Provided data:
>>>>>
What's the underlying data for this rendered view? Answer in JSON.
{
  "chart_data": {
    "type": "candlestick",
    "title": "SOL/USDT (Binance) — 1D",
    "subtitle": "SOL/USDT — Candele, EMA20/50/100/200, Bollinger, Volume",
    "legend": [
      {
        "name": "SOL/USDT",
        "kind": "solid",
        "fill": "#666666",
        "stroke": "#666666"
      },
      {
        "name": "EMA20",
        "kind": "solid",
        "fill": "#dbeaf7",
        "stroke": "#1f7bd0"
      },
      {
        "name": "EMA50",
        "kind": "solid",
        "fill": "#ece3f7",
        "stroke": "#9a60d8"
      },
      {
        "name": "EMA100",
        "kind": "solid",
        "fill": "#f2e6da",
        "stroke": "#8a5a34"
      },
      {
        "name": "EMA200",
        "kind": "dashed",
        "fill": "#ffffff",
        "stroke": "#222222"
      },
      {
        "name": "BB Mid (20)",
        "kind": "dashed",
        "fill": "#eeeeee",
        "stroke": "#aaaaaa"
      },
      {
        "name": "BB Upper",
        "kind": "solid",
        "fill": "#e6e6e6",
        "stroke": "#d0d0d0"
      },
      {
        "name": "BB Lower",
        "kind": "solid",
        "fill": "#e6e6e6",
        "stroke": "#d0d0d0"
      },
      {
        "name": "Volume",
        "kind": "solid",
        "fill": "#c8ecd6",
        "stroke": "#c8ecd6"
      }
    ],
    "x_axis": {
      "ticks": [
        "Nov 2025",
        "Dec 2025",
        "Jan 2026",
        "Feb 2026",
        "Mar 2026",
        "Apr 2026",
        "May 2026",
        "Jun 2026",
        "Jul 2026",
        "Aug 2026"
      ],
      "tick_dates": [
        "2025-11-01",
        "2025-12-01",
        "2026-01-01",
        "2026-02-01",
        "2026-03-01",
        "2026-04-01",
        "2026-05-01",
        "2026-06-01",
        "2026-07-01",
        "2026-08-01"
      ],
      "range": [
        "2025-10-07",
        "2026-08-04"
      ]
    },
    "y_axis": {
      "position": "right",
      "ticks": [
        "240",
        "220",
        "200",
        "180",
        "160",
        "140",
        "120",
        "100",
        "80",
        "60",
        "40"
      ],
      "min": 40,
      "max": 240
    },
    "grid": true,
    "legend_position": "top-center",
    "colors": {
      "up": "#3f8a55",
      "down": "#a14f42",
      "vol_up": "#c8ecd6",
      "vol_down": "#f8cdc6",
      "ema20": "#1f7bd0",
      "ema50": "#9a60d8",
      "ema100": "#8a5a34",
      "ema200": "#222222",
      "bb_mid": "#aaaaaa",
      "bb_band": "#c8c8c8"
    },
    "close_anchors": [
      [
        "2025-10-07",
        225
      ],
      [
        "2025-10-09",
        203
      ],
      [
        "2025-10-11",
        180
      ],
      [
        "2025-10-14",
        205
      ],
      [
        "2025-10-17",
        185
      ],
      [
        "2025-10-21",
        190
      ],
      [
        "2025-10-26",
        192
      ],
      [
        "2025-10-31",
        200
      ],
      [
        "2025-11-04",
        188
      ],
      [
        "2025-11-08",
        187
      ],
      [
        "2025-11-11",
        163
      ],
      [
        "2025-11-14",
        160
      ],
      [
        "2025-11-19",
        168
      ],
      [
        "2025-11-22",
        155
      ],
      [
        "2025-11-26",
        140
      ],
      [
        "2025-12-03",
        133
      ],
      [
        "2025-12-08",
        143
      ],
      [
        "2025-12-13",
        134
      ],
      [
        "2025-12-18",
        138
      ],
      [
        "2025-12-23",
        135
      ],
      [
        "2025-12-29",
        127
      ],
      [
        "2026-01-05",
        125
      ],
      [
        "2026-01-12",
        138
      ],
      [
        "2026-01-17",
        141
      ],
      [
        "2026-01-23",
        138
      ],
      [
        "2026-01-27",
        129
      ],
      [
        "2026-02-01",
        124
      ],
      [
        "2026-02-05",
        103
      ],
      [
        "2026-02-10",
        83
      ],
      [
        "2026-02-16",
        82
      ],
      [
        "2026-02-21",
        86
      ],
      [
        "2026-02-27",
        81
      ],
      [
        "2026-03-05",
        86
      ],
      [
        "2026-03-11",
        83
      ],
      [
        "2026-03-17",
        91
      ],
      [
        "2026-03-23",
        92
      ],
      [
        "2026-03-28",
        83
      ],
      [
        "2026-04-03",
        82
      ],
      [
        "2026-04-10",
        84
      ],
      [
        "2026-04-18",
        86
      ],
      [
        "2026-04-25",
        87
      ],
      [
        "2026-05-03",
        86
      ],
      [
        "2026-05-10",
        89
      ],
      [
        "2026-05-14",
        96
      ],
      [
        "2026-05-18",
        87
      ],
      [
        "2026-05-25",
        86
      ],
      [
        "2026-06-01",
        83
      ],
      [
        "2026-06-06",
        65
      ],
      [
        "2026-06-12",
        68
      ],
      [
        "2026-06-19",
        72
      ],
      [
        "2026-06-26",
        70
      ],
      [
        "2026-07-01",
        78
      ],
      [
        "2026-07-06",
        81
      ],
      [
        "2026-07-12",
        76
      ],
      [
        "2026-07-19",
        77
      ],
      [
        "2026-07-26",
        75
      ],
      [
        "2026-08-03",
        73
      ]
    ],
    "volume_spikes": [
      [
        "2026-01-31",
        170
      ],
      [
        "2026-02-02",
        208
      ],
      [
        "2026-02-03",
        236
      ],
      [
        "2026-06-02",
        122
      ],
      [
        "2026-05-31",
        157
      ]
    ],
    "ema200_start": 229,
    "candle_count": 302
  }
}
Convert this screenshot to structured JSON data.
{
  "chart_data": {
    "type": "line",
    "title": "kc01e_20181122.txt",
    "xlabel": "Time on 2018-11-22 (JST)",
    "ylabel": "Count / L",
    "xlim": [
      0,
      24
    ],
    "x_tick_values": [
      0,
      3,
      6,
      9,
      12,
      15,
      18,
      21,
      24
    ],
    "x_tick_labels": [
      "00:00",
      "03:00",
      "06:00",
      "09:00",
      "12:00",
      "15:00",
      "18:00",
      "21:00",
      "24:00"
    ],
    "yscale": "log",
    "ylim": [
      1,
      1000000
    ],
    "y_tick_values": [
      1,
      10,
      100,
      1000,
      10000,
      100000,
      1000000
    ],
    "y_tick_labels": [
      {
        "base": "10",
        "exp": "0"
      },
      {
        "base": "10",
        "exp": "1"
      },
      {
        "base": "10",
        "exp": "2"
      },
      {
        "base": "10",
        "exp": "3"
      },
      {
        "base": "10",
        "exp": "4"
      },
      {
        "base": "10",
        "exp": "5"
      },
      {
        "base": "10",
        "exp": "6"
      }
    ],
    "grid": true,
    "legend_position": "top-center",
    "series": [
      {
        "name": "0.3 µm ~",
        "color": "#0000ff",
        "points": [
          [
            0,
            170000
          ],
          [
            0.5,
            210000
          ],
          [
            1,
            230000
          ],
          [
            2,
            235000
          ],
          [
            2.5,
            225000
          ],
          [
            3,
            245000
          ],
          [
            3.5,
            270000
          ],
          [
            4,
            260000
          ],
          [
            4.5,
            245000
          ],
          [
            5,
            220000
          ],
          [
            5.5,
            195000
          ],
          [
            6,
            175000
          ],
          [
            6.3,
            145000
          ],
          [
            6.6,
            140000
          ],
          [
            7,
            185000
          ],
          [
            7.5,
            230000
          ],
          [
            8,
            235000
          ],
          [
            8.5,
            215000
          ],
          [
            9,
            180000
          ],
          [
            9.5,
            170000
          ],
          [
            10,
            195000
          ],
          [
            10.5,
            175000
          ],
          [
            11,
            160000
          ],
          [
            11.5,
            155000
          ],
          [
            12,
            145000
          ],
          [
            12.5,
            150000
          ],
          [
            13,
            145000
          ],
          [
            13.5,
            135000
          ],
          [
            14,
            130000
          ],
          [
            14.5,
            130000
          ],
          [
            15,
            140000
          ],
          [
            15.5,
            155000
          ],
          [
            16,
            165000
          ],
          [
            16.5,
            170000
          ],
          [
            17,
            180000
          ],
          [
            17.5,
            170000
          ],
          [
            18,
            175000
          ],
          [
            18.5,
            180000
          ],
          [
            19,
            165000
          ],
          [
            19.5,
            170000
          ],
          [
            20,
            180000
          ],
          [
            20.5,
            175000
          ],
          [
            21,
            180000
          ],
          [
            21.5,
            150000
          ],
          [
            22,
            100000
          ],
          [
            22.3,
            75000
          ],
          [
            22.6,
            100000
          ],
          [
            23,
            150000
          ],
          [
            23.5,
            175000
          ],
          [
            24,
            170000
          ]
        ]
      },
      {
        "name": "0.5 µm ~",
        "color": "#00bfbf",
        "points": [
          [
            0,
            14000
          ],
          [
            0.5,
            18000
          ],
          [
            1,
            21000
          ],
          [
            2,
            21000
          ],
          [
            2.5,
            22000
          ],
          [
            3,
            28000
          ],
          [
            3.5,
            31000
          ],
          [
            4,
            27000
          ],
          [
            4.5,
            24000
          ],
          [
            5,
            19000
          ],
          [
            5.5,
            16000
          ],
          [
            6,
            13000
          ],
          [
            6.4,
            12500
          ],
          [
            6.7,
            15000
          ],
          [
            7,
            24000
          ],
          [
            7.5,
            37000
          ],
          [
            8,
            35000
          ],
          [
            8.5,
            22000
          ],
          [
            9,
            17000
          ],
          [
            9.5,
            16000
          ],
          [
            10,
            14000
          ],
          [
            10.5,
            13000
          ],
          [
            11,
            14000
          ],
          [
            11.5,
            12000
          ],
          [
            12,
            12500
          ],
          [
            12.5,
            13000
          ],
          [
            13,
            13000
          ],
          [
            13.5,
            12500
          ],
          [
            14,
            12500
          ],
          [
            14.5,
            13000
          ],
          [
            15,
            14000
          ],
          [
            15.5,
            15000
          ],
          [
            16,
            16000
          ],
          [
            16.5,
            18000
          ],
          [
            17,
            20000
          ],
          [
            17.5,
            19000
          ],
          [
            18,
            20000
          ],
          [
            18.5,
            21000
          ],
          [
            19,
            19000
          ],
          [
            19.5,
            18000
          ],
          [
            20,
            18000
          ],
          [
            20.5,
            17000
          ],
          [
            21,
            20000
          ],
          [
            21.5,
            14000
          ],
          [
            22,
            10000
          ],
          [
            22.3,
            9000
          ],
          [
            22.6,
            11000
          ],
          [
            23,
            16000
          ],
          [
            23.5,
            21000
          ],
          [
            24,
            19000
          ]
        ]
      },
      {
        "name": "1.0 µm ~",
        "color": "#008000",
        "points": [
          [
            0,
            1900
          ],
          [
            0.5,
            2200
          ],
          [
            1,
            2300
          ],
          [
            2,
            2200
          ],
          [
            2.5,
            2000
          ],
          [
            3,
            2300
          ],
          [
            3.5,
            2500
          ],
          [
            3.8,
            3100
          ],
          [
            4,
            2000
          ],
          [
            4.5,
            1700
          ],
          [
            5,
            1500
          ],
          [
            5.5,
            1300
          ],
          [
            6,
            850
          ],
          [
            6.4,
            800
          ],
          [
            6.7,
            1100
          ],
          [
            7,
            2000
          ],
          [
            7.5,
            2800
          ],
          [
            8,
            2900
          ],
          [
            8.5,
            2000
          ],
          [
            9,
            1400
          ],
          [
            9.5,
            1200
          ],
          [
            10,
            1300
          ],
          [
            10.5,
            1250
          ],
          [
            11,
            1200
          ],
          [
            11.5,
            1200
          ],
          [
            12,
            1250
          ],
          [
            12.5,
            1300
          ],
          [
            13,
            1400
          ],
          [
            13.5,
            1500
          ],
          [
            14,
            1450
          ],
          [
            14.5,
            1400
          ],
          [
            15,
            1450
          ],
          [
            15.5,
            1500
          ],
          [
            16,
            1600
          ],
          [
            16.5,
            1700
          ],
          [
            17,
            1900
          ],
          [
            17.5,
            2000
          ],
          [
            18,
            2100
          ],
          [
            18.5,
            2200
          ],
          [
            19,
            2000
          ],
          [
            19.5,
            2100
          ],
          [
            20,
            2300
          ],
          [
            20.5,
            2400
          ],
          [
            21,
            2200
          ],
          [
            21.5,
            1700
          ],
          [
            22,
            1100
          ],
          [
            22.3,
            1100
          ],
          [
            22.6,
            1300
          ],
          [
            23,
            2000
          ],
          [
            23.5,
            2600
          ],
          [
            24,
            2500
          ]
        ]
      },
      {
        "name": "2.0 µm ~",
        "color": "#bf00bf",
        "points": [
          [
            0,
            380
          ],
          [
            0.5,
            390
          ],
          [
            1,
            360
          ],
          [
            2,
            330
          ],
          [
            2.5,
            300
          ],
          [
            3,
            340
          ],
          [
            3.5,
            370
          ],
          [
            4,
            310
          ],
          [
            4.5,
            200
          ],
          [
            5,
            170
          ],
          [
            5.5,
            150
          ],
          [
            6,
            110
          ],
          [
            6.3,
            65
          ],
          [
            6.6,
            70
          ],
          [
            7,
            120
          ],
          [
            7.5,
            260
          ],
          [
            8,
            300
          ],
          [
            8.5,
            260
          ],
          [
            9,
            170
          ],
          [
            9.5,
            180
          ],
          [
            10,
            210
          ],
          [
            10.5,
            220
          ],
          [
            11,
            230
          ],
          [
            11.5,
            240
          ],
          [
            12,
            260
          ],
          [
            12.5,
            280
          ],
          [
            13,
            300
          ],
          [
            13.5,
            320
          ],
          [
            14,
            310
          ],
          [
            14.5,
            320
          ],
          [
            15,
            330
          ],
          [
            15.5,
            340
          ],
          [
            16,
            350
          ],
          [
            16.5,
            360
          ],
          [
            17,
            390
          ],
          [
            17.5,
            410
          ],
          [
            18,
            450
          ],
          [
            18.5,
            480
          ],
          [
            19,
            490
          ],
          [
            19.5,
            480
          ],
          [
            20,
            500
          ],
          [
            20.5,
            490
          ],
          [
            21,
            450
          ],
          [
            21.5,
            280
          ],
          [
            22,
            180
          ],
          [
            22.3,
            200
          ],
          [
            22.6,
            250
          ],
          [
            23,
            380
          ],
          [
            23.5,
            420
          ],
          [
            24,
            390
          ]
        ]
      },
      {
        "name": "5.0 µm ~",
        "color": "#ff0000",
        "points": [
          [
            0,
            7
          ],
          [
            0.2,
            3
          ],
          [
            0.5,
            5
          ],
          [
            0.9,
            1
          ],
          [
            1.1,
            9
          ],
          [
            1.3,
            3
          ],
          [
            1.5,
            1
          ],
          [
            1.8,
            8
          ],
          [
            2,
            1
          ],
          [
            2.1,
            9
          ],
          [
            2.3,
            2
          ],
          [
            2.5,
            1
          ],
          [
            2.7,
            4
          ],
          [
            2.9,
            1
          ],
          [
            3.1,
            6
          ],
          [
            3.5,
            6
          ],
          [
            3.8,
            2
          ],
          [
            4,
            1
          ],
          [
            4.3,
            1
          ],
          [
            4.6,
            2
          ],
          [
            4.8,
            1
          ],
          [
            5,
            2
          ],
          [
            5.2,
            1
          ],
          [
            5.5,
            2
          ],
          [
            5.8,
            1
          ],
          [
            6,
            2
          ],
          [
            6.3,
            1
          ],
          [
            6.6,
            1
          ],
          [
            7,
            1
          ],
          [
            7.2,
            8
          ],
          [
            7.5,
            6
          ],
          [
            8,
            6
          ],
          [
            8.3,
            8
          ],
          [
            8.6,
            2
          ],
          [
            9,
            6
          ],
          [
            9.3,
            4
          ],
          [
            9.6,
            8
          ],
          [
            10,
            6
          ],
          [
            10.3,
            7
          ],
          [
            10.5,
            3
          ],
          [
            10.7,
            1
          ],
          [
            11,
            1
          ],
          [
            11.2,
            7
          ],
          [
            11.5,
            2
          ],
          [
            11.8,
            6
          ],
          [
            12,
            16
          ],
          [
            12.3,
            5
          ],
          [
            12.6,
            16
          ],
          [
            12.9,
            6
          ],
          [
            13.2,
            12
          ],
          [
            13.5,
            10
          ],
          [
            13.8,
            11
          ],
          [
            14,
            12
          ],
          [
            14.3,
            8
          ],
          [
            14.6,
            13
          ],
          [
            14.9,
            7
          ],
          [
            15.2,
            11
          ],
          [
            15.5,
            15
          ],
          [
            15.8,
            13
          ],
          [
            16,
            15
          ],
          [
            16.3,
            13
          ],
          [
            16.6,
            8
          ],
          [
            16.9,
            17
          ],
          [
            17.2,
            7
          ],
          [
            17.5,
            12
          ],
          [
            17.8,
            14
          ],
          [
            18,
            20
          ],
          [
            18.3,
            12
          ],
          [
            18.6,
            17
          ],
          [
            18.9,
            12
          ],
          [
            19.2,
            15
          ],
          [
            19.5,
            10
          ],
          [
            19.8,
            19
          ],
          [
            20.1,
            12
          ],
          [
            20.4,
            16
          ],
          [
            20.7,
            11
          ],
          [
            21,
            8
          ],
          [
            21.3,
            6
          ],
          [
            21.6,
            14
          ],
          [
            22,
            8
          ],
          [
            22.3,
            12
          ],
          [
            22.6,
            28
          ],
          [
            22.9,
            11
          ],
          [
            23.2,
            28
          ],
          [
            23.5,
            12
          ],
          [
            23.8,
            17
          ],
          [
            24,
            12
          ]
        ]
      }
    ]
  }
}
<<<<<
Copy each line in the data that holds the word "USDT".

    "title": "SOL/USDT (Binance) — 1D",
    "subtitle": "SOL/USDT — Candele, EMA20/50/100/200, Bollinger, Volume",
        "name": "SOL/USDT",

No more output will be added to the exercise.